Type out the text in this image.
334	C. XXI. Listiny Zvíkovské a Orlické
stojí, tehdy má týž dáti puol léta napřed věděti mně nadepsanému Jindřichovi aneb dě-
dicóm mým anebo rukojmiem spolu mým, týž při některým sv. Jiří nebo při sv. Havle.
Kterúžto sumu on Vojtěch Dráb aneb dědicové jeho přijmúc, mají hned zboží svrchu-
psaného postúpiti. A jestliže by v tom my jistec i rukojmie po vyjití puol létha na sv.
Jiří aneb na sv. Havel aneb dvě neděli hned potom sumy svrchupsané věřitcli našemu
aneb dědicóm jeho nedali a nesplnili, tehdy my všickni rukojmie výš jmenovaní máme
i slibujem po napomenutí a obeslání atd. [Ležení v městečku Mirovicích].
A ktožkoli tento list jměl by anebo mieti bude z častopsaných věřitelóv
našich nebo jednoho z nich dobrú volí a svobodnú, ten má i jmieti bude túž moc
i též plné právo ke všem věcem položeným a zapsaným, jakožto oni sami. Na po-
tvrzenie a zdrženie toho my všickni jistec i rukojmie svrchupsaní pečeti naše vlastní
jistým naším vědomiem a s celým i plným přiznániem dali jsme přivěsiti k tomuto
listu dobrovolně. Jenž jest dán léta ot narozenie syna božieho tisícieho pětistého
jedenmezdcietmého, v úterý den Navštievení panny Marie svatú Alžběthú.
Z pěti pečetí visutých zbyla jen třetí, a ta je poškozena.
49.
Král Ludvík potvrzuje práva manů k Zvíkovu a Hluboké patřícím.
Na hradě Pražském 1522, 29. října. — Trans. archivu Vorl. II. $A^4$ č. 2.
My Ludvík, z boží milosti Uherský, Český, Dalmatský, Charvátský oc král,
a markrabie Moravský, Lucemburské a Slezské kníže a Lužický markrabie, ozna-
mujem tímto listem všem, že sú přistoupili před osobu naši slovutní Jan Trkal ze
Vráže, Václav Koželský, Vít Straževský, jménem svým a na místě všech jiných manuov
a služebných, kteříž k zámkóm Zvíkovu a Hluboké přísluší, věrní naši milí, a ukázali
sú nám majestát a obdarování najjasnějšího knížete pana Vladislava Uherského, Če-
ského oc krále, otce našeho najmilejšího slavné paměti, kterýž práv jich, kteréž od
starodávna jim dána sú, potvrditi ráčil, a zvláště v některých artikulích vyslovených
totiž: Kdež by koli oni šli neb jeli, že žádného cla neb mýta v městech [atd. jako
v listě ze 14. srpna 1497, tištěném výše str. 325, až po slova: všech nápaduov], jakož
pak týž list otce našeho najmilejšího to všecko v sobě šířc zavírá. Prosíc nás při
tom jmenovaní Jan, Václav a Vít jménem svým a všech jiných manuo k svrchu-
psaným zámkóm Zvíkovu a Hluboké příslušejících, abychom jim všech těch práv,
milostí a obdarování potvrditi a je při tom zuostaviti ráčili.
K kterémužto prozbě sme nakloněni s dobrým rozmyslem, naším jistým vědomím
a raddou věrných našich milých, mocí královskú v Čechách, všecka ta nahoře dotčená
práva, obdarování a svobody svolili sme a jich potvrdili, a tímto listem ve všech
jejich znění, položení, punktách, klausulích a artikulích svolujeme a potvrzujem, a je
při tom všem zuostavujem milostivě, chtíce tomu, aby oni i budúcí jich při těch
·····
Copy every line above that includes the string "potvrditi".

Task response:
starodávna jim dána sú, potvrditi ráčil, a zvláště v některých artikulích vyslovených
milostí a obdarování potvrditi a je při tom zuostaviti ráčili.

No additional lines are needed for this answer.